* Aim of the task *
Provide only the number of lines in the data below that contain the string "обеспечивающий".

* Information supplied *
--- begin ---

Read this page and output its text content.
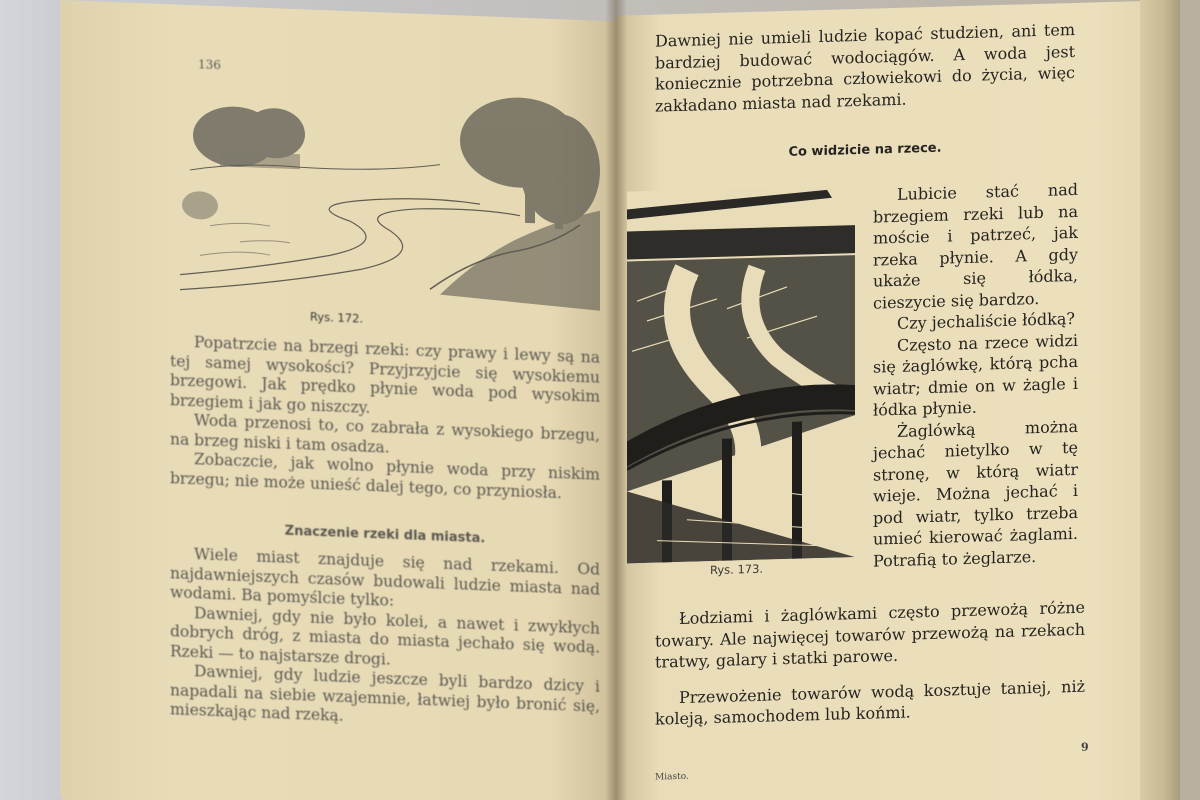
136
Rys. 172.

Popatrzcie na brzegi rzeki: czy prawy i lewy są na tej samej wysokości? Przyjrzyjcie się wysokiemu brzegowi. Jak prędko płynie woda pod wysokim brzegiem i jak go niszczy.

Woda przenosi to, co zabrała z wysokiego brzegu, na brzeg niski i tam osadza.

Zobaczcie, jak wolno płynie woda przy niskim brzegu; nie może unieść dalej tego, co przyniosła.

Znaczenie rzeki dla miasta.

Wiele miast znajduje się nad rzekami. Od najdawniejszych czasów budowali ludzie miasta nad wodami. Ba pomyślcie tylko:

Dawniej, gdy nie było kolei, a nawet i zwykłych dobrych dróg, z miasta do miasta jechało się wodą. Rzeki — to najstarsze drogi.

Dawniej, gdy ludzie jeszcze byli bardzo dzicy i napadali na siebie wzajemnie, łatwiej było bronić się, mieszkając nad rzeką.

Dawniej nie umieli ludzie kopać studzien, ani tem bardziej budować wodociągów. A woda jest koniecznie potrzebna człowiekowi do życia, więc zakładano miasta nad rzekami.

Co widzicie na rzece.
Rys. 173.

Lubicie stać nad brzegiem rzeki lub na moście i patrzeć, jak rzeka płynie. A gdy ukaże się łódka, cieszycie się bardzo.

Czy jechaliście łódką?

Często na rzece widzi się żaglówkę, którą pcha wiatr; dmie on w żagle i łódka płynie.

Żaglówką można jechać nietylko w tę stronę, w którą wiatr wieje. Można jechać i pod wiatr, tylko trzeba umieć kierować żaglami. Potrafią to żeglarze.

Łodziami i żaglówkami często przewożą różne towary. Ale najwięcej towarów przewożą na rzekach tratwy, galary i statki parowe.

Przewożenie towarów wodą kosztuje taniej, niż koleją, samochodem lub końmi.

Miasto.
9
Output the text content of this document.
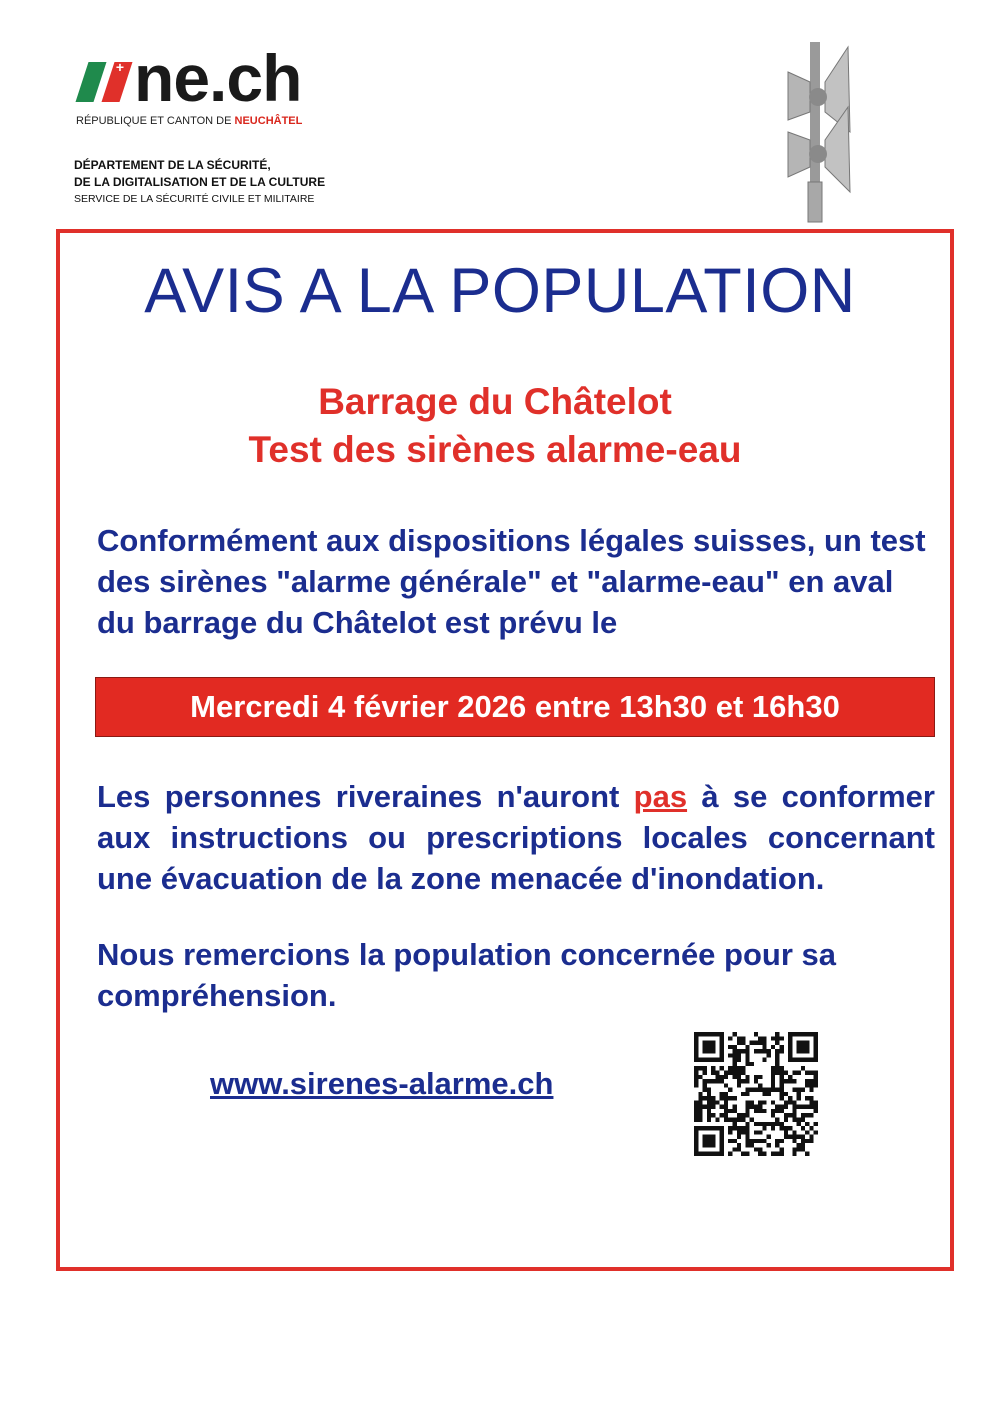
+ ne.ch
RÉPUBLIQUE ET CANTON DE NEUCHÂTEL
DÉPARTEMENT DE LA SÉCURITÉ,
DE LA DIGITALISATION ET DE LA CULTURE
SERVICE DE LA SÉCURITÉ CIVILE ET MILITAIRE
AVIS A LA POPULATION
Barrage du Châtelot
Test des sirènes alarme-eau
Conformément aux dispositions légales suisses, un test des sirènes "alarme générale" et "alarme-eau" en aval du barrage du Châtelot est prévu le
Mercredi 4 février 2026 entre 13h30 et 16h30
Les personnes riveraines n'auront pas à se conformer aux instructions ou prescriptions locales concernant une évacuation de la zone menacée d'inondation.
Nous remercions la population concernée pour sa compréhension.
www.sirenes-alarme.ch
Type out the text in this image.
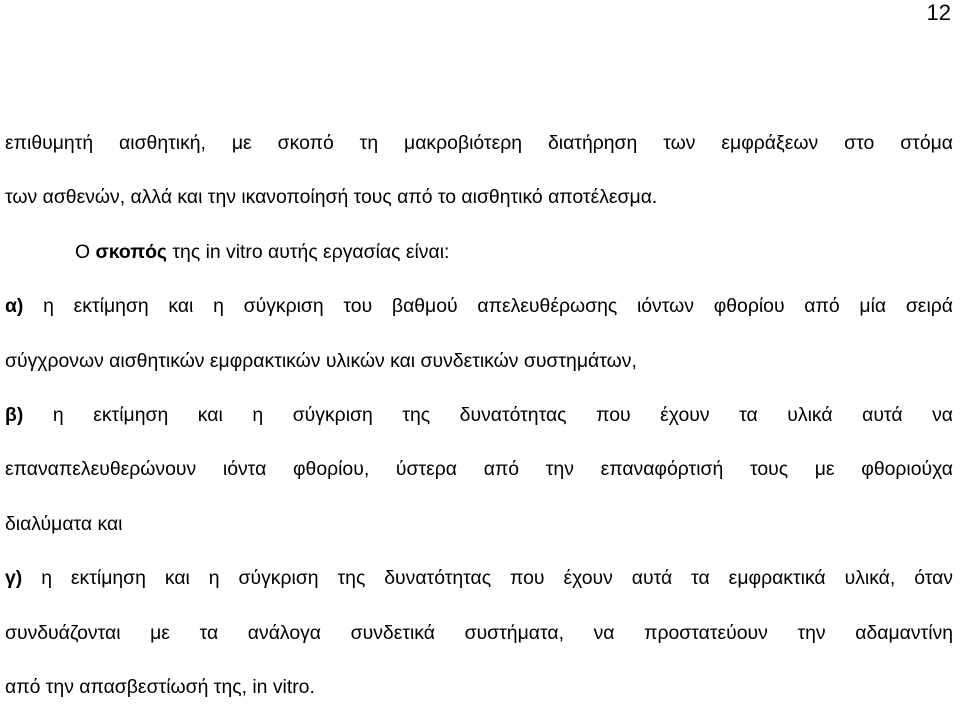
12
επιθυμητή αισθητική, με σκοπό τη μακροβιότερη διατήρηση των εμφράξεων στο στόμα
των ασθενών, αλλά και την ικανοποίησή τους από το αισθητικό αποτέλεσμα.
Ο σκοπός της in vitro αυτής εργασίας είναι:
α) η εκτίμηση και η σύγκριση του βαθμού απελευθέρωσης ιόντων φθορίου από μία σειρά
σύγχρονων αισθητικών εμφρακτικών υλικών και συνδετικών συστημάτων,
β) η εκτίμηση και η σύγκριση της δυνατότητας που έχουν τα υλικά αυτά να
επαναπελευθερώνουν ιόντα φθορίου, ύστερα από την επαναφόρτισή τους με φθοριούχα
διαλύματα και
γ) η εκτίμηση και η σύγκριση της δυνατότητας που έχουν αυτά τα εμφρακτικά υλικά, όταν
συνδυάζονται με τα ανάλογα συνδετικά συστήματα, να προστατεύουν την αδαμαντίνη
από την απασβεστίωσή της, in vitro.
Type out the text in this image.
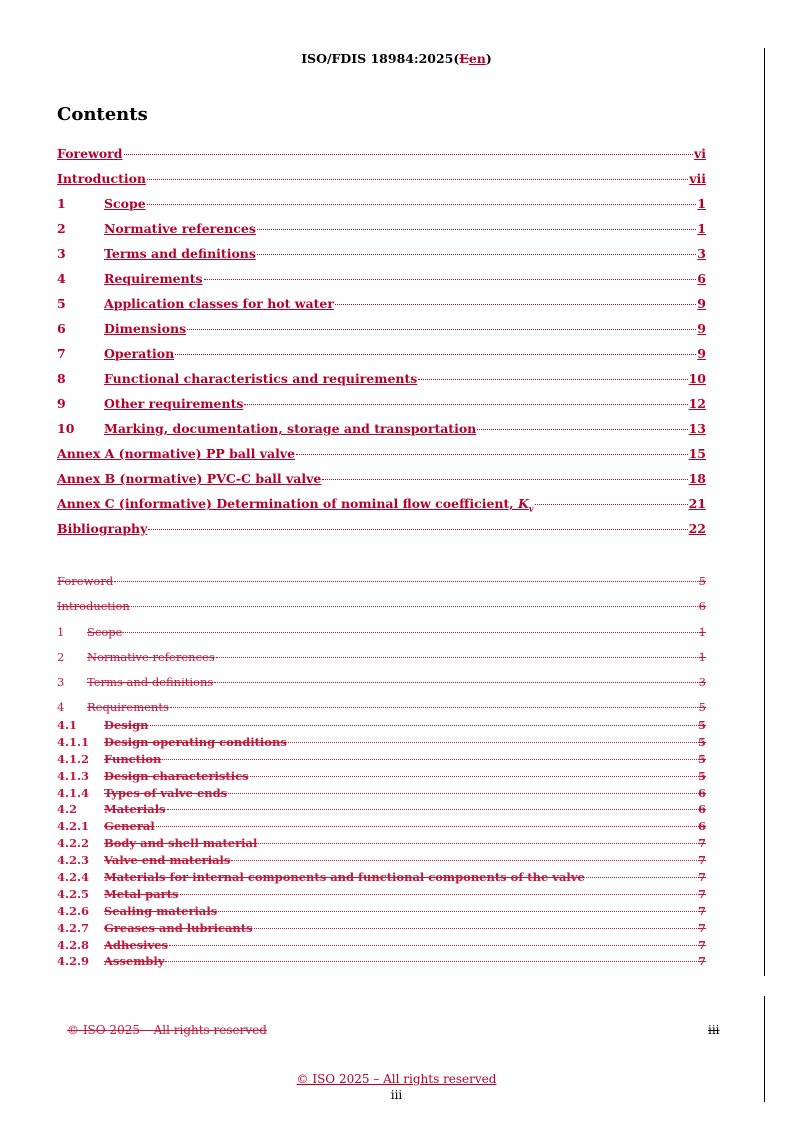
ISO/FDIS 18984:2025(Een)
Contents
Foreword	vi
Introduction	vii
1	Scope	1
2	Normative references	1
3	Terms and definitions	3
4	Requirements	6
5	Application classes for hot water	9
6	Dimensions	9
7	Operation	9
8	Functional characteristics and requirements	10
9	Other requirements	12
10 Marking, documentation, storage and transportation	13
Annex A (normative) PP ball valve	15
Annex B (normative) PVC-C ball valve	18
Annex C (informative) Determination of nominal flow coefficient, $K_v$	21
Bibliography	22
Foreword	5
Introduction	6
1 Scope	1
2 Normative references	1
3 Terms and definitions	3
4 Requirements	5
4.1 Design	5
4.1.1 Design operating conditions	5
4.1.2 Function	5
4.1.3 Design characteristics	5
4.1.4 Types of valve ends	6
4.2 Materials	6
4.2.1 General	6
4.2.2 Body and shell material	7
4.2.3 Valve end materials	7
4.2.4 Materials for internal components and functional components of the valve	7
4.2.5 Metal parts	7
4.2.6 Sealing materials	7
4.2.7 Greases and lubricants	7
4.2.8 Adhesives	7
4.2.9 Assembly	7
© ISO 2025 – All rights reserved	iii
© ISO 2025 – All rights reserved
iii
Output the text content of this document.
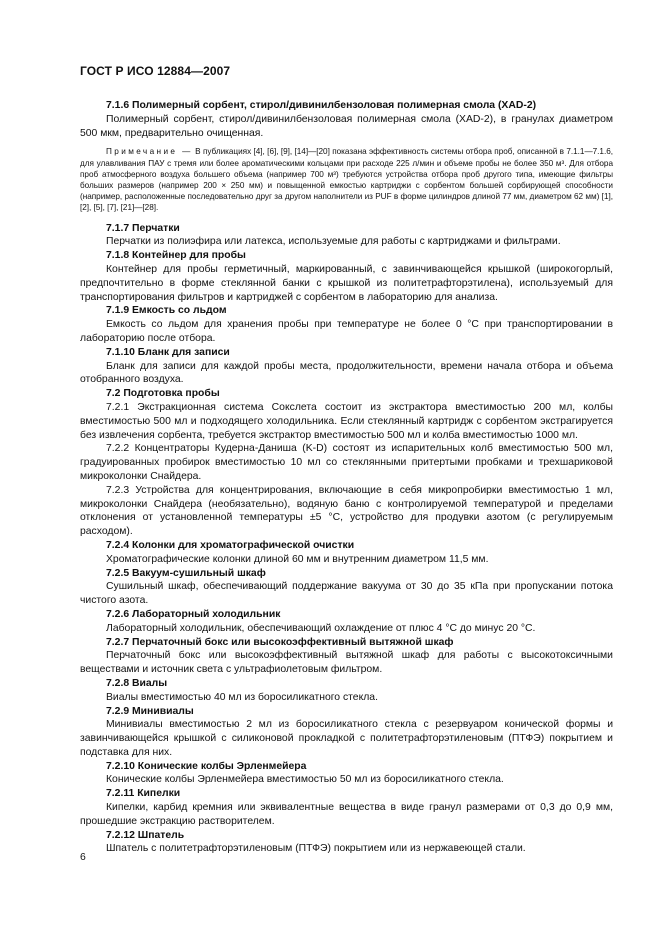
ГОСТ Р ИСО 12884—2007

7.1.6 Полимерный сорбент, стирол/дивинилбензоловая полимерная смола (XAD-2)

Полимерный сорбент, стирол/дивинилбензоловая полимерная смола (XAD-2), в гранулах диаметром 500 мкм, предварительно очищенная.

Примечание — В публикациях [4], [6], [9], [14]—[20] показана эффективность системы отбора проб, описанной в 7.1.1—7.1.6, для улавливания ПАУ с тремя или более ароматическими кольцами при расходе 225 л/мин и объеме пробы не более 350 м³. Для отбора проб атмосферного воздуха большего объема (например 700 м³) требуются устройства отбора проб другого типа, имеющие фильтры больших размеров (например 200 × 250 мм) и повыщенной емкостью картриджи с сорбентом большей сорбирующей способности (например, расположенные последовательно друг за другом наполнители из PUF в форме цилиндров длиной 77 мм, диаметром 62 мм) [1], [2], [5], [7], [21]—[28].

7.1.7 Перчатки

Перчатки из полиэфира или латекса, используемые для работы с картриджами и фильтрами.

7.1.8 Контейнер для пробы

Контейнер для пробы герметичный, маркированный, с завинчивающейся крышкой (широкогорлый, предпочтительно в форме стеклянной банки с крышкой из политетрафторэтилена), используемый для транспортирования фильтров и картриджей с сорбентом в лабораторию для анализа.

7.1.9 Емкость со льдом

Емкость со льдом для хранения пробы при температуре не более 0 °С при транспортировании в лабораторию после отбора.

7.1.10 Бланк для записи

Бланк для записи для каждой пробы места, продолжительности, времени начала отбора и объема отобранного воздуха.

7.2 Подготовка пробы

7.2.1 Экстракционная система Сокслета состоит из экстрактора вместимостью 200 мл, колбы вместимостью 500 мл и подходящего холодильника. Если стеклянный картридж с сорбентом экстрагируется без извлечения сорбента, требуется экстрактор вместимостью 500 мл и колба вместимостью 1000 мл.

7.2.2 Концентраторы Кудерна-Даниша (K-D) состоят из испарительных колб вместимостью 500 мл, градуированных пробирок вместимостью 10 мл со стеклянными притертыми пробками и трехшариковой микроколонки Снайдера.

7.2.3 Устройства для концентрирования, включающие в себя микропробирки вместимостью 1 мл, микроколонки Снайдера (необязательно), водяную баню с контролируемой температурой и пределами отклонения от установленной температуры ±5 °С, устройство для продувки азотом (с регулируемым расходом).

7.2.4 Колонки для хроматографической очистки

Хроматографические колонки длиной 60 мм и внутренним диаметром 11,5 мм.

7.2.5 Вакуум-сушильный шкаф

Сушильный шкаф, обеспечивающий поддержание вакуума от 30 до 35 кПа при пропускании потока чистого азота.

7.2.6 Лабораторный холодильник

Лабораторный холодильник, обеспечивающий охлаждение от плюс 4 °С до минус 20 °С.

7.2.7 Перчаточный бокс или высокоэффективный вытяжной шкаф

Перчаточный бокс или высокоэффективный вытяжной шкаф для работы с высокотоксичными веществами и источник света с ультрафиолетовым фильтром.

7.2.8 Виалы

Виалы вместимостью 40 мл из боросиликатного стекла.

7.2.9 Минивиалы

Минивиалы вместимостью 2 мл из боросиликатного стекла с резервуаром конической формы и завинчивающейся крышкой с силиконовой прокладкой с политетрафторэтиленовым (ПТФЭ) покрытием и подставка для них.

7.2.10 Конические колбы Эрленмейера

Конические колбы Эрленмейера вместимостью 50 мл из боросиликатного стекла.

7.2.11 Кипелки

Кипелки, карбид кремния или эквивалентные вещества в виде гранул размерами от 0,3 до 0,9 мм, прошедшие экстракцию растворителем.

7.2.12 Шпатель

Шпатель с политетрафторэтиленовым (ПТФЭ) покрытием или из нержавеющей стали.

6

--- end ---

* Worked answer *
2